▶ [Exercise prompt]: Work through the entries below and report how many lines include "chevron". The number alone is the answer.

==== Data shown ====

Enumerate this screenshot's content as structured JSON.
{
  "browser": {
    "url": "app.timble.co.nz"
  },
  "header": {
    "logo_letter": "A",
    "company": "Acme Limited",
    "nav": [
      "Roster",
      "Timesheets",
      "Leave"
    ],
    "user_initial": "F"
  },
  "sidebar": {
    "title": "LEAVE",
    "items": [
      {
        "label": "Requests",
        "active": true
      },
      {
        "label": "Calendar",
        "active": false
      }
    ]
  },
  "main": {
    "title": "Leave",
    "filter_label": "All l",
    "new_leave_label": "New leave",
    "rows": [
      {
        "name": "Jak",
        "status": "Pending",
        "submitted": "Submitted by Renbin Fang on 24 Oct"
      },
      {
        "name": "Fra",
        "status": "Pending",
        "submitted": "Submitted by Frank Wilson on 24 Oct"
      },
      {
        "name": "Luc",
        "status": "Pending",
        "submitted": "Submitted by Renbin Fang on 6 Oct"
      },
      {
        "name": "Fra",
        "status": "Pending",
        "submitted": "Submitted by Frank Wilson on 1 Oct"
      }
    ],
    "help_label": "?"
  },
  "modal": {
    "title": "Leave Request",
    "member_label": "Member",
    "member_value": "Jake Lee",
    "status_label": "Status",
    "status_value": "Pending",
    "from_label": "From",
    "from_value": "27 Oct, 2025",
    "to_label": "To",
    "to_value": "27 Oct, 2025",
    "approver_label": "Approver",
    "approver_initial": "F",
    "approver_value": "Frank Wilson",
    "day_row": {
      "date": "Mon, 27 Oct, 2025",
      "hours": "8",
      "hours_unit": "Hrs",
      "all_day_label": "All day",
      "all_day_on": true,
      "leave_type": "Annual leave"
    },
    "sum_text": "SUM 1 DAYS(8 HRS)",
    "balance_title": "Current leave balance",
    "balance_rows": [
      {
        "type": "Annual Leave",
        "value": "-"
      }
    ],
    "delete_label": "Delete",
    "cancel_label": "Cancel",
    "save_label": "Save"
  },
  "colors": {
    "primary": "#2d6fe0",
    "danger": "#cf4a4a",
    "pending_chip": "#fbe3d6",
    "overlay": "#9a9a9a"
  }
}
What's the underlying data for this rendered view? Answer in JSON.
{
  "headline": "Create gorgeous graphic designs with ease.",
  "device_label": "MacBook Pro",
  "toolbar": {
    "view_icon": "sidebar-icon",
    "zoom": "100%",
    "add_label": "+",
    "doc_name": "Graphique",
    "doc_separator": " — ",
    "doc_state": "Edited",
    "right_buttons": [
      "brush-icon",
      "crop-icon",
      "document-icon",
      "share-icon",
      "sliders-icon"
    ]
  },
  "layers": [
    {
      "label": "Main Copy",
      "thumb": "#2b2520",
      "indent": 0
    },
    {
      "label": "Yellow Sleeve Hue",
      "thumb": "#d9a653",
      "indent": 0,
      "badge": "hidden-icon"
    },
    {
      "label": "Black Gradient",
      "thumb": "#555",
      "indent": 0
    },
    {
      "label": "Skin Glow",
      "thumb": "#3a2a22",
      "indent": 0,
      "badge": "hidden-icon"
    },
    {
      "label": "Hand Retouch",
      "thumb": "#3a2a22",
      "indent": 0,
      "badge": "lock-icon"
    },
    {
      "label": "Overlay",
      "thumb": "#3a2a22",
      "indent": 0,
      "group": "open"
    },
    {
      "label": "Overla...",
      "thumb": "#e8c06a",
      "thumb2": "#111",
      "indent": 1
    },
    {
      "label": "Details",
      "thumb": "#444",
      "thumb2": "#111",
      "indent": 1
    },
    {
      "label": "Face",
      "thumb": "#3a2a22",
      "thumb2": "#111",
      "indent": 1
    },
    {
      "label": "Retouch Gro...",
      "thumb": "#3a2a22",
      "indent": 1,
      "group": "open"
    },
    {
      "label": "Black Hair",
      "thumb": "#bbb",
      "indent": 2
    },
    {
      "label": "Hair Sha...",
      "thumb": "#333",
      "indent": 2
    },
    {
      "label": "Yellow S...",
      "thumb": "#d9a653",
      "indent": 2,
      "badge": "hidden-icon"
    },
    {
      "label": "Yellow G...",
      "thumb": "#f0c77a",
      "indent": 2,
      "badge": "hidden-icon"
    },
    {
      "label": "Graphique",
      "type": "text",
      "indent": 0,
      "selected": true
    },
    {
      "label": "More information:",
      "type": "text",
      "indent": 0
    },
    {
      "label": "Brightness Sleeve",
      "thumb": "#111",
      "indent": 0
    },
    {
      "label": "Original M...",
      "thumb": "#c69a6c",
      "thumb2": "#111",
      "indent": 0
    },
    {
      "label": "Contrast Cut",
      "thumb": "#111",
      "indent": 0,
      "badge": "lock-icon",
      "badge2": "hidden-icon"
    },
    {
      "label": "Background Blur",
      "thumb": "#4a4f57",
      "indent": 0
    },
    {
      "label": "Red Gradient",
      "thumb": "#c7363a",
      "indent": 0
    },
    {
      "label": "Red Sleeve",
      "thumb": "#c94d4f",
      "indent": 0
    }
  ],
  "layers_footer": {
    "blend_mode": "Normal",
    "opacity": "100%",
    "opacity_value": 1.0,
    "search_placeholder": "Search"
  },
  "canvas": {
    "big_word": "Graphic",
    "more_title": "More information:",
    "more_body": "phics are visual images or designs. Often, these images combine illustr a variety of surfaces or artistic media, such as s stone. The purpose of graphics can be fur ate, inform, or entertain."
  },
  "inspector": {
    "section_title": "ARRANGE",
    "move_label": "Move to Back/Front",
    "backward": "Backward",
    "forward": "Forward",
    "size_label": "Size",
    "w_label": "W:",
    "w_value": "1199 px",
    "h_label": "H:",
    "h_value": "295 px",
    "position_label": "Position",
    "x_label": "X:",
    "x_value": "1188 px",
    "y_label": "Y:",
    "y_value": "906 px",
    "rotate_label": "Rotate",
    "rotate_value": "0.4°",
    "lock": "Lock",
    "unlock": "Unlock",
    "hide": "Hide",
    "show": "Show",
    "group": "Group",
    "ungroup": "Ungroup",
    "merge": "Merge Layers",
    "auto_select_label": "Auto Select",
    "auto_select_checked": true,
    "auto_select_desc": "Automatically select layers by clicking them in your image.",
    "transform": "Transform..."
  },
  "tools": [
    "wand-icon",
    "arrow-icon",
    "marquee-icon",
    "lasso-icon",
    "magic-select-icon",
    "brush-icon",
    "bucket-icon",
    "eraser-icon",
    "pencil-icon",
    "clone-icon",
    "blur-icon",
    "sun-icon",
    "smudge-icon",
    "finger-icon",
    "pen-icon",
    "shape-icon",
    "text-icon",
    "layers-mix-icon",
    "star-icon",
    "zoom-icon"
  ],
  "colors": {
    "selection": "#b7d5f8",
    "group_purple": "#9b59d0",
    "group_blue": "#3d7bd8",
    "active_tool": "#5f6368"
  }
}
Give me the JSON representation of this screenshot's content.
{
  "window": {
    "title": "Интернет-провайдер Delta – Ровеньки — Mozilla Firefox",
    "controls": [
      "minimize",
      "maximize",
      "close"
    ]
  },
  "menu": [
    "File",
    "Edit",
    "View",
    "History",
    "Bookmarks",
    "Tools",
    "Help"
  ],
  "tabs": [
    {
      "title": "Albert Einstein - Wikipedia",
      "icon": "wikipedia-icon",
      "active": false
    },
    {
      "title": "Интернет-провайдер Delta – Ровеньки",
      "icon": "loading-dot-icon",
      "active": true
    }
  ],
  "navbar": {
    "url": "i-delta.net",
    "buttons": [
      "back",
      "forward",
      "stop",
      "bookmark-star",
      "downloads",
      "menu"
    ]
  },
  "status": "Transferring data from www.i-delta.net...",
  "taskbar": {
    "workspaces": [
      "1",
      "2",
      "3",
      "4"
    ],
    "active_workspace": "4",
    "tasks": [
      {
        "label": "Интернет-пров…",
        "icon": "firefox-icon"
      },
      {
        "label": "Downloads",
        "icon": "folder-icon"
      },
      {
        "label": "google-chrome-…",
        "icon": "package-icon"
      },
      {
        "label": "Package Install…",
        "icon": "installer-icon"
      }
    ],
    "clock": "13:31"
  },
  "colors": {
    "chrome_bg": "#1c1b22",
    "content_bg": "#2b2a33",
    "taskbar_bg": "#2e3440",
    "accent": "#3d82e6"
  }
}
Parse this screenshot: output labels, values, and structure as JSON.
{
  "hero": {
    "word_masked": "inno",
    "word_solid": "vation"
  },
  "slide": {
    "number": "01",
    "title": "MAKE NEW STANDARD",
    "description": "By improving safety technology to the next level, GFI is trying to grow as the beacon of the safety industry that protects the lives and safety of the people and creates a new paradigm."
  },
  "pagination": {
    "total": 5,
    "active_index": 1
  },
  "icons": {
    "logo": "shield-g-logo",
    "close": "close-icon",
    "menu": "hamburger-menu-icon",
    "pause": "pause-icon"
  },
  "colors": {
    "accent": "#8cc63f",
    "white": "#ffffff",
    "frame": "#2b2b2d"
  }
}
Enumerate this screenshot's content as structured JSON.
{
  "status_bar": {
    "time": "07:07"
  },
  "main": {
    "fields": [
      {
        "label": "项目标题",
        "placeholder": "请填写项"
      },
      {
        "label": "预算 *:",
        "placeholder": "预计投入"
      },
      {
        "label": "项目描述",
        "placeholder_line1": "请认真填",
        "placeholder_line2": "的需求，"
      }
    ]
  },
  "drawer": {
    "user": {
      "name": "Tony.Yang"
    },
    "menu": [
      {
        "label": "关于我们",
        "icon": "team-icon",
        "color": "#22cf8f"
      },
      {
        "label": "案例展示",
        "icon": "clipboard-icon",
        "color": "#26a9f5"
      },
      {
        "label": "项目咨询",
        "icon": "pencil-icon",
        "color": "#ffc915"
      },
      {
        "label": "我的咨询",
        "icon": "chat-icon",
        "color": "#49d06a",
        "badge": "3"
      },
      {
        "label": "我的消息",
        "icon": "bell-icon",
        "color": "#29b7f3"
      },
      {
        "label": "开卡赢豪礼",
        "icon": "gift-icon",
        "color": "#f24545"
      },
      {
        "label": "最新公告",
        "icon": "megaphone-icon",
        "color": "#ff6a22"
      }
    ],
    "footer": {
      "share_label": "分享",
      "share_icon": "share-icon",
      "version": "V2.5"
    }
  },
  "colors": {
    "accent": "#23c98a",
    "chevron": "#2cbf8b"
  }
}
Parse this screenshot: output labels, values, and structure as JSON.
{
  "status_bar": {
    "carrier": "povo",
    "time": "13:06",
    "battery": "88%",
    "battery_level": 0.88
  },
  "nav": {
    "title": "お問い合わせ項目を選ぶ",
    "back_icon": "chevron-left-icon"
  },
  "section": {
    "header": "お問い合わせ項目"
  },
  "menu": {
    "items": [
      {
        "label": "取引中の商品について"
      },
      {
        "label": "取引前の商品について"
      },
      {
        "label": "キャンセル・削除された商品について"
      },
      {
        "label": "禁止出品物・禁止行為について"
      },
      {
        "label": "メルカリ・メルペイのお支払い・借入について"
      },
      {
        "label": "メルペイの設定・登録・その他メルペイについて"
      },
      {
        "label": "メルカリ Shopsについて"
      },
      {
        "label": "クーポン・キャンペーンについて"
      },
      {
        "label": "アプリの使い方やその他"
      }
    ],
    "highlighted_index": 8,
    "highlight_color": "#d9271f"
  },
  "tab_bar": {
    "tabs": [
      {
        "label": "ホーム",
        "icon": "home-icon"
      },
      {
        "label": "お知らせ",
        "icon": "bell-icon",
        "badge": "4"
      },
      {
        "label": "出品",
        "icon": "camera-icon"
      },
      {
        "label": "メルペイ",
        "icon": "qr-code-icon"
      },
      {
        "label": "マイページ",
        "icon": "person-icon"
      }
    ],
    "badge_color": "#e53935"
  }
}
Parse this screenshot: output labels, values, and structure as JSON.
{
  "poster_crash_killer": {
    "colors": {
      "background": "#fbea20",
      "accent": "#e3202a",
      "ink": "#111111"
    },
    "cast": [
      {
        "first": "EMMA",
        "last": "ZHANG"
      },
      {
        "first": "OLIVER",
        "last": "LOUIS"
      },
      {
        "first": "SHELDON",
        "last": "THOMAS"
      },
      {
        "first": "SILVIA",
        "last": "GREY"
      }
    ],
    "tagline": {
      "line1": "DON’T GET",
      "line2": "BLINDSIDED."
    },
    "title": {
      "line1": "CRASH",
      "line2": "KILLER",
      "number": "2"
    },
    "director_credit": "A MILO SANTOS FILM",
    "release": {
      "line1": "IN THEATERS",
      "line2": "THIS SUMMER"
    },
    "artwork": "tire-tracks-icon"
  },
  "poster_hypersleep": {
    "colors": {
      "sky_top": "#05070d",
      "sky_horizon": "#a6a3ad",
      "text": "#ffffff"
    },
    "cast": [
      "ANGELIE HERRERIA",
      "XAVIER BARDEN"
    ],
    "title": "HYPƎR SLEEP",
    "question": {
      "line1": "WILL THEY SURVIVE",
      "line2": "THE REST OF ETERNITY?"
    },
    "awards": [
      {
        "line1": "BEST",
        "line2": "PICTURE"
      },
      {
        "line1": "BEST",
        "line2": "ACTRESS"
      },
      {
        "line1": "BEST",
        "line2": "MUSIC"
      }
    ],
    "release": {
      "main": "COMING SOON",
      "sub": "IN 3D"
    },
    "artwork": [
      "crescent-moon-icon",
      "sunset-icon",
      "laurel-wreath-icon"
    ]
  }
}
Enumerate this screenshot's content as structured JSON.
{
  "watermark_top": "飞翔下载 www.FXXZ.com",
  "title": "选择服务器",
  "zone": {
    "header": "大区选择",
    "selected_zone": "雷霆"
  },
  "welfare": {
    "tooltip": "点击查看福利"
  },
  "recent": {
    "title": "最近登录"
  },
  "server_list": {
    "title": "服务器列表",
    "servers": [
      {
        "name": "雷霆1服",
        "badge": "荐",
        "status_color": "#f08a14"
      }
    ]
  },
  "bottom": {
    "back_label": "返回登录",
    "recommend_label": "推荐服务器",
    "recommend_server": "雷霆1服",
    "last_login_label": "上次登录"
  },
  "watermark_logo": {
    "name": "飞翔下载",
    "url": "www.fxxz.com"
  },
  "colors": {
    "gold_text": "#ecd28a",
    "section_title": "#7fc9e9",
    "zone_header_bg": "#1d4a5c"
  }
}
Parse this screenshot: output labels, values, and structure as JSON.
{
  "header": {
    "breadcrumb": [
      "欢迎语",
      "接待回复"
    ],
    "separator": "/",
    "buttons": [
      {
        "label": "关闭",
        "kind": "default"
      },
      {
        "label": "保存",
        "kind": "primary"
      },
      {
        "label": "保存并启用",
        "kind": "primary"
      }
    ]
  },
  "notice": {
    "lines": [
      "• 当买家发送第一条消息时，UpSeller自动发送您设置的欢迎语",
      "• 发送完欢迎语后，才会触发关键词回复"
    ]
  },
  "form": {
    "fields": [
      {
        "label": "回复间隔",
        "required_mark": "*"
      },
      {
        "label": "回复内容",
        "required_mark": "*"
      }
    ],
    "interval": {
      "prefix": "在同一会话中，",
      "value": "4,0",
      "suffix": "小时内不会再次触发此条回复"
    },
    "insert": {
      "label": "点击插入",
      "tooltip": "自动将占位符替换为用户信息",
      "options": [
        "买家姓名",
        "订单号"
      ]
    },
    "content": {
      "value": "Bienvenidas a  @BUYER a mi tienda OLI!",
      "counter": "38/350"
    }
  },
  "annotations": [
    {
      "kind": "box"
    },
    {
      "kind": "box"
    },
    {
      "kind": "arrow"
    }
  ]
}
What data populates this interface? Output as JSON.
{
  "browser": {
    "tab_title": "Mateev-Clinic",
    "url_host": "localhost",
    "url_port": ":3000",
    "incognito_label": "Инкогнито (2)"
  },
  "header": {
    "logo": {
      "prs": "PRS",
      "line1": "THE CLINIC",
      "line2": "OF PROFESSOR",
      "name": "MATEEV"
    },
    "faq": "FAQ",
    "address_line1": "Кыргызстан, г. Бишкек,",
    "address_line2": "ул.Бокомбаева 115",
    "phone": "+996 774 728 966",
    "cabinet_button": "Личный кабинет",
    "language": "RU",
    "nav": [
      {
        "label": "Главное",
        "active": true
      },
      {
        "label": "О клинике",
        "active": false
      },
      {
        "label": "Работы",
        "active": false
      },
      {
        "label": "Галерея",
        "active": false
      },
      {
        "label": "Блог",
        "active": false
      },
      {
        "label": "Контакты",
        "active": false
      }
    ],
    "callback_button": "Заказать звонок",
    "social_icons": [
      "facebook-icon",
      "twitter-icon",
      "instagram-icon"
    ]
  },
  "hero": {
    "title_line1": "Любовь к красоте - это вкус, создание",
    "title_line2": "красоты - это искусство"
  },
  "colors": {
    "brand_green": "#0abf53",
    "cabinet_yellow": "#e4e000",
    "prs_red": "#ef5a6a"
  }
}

====

▶ [Completed task]: 2